(WHAT IS BEING ASKED)
Take the line containing "Output a JSON" and every line after it to the end of the material below; reproduce them exactly, without pictures.
** begin **
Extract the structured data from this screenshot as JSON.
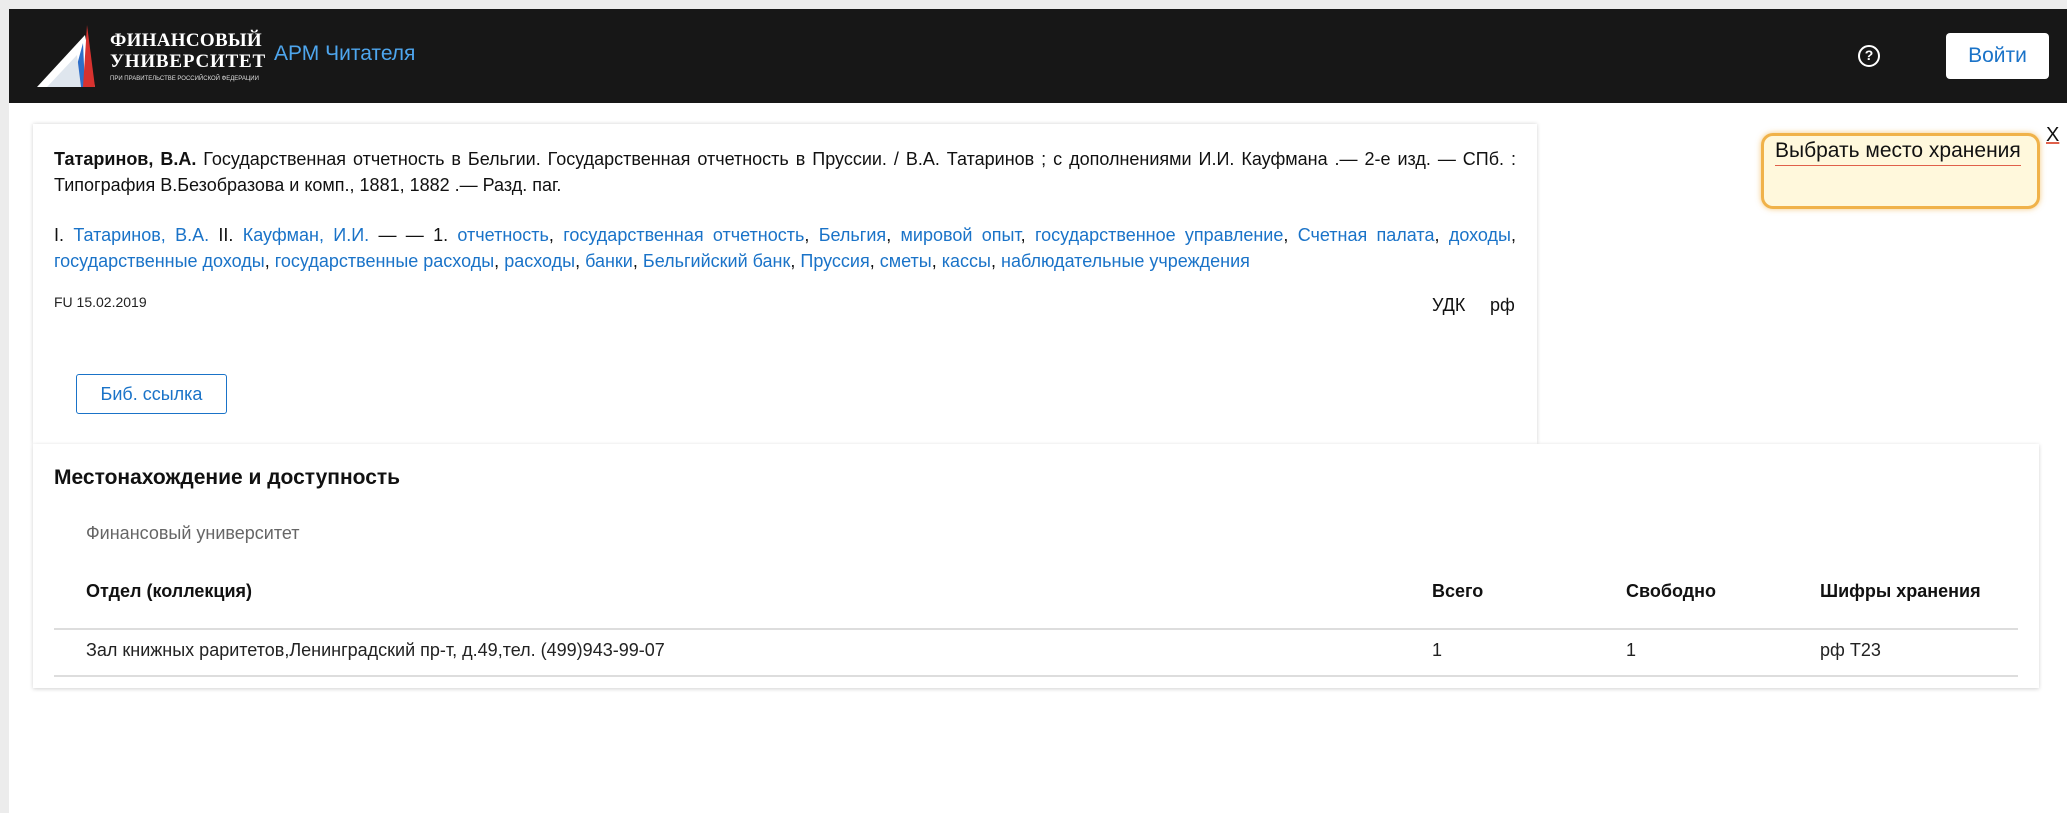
{
  "header": {
    "logo_line1": "ФИНАНСОВЫЙ",
    "logo_line2": "УНИВЕРСИТЕТ",
    "logo_line3": "ПРИ ПРАВИТЕЛЬСТВЕ РОССИЙСКОЙ ФЕДЕРАЦИИ",
    "app_title": "АРМ Читателя",
    "help_icon": "?",
    "login_label": "Войти"
  },
  "record": {
    "author": "Татаринов, В.А.",
    "description": " Государственная отчетность в Бельгии. Государственная отчетность в Пруссии. / В.А. Татаринов ; с дополнениями И.И. Кауфмана .— 2-е изд. — СПб. : Типография В.Безобразова и комп., 1881, 1882 .— Разд. паг.",
    "entry_prefix": "I. ",
    "entry_author1": "Татаринов, В.А.",
    "entry_sep1": " II. ",
    "entry_author2": "Кауфман, И.И.",
    "entry_sep2": " — —  1. ",
    "subjects": [
      "отчетность",
      "государственная отчетность",
      "Бельгия",
      "мировой опыт",
      "государственное управление",
      "Счетная палата",
      "доходы",
      "государственные доходы",
      "государственные расходы",
      "расходы",
      "банки",
      "Бельгийский банк",
      "Пруссия",
      "сметы",
      "кассы",
      "наблюдательные учреждения"
    ],
    "comma": ", ",
    "date": "FU 15.02.2019",
    "udk_label": "УДК",
    "rf_label": "рф",
    "bib_button": "Биб. ссылка"
  },
  "holdings": {
    "title": "Местонахождение и доступность",
    "library": "Финансовый университет",
    "columns": [
      "Отдел (коллекция)",
      "Всего",
      "Свободно",
      "Шифры хранения"
    ],
    "rows": [
      {
        "department": "Зал книжных раритетов,Ленинградский пр-т, д.49,тел. (499)943-99-07",
        "total": "1",
        "available": "1",
        "shelfmark": "рф Т23"
      }
    ]
  },
  "side": {
    "label": "Выбрать место хранения",
    "close": "X"
  },
  "colors": {
    "header_bg": "#171717",
    "link": "#1a73c8",
    "accent_orange": "#f0b24a"
  }
}
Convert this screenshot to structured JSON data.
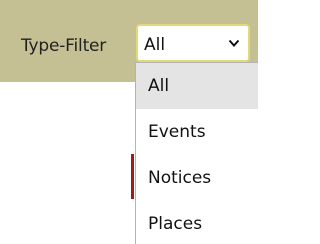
{
  "filter": {
    "label": "Type-Filter",
    "selected_value": "All",
    "chevron_icon": "chevron-down-icon",
    "options": [
      "All",
      "Events",
      "Notices",
      "Places"
    ],
    "highlighted_index": 0
  },
  "colors": {
    "filter_bar_bg": "#c4c093",
    "select_border": "#e2d97a",
    "highlight_bg": "#e4e4e4",
    "side_mark": "#9e1b1b"
  }
}
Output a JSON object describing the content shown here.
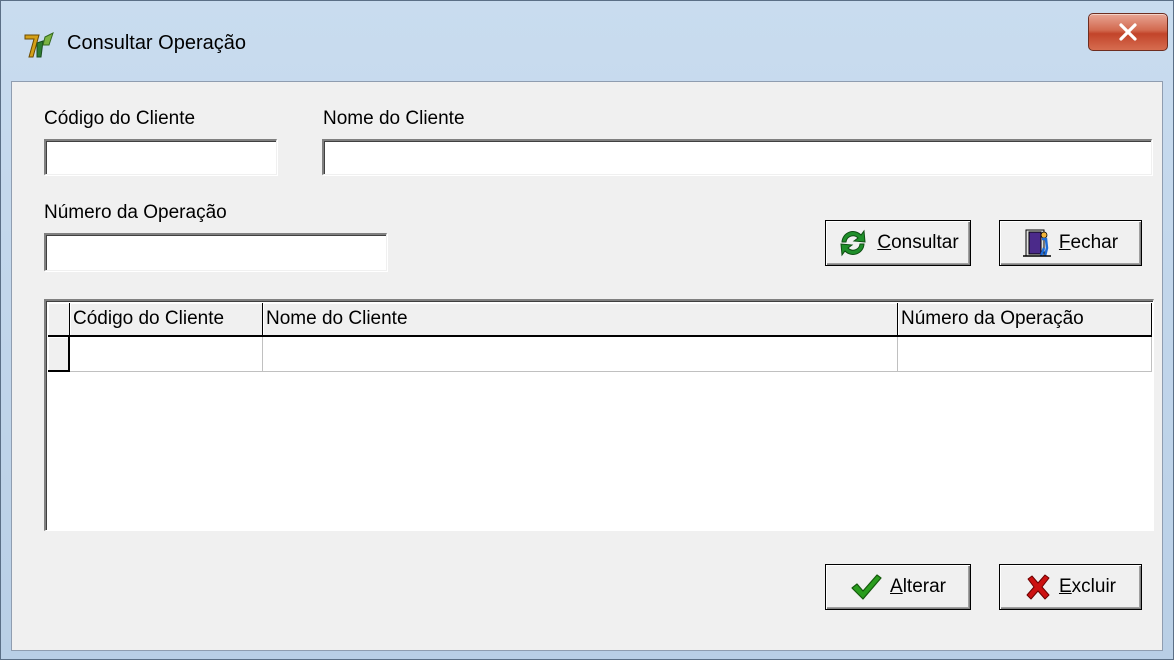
{
  "window": {
    "title": "Consultar Operação",
    "close_label": "X"
  },
  "form": {
    "codigo_label": "Código do Cliente",
    "codigo_value": "",
    "nome_label": "Nome do Cliente",
    "nome_value": "",
    "numero_label": "Número da Operação",
    "numero_value": ""
  },
  "buttons": {
    "consultar_first": "C",
    "consultar_rest": "onsultar",
    "fechar_first": "F",
    "fechar_rest": "echar",
    "alterar_first": "A",
    "alterar_rest": "lterar",
    "excluir_first": "E",
    "excluir_rest": "xcluir"
  },
  "grid": {
    "columns": [
      "Código do Cliente",
      "Nome do Cliente",
      "Número da Operação"
    ],
    "rows": [
      [
        "",
        "",
        ""
      ]
    ]
  },
  "icons": {
    "app": "app-logo-icon",
    "consultar": "refresh-icon",
    "fechar": "exit-door-icon",
    "alterar": "checkmark-icon",
    "excluir": "red-x-icon"
  },
  "colors": {
    "close_button": "#c2442a",
    "refresh_green": "#1f8f2a",
    "check_green": "#2a9d1e",
    "delete_red": "#cc1111"
  }
}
** end **
(THE ANSWER)
Output a JSON object describing the content shown here.
{
  "window": {
    "title": "Consultar Operação",
    "close_label": "X"
  },
  "form": {
    "codigo_label": "Código do Cliente",
    "codigo_value": "",
    "nome_label": "Nome do Cliente",
    "nome_value": "",
    "numero_label": "Número da Operação",
    "numero_value": ""
  },
  "buttons": {
    "consultar_first": "C",
    "consultar_rest": "onsultar",
    "fechar_first": "F",
    "fechar_rest": "echar",
    "alterar_first": "A",
    "alterar_rest": "lterar",
    "excluir_first": "E",
    "excluir_rest": "xcluir"
  },
  "grid": {
    "columns": [
      "Código do Cliente",
      "Nome do Cliente",
      "Número da Operação"
    ],
    "rows": [
      [
        "",
        "",
        ""
      ]
    ]
  },
  "icons": {
    "app": "app-logo-icon",
    "consultar": "refresh-icon",
    "fechar": "exit-door-icon",
    "alterar": "checkmark-icon",
    "excluir": "red-x-icon"
  },
  "colors": {
    "close_button": "#c2442a",
    "refresh_green": "#1f8f2a",
    "check_green": "#2a9d1e",
    "delete_red": "#cc1111"
  }
}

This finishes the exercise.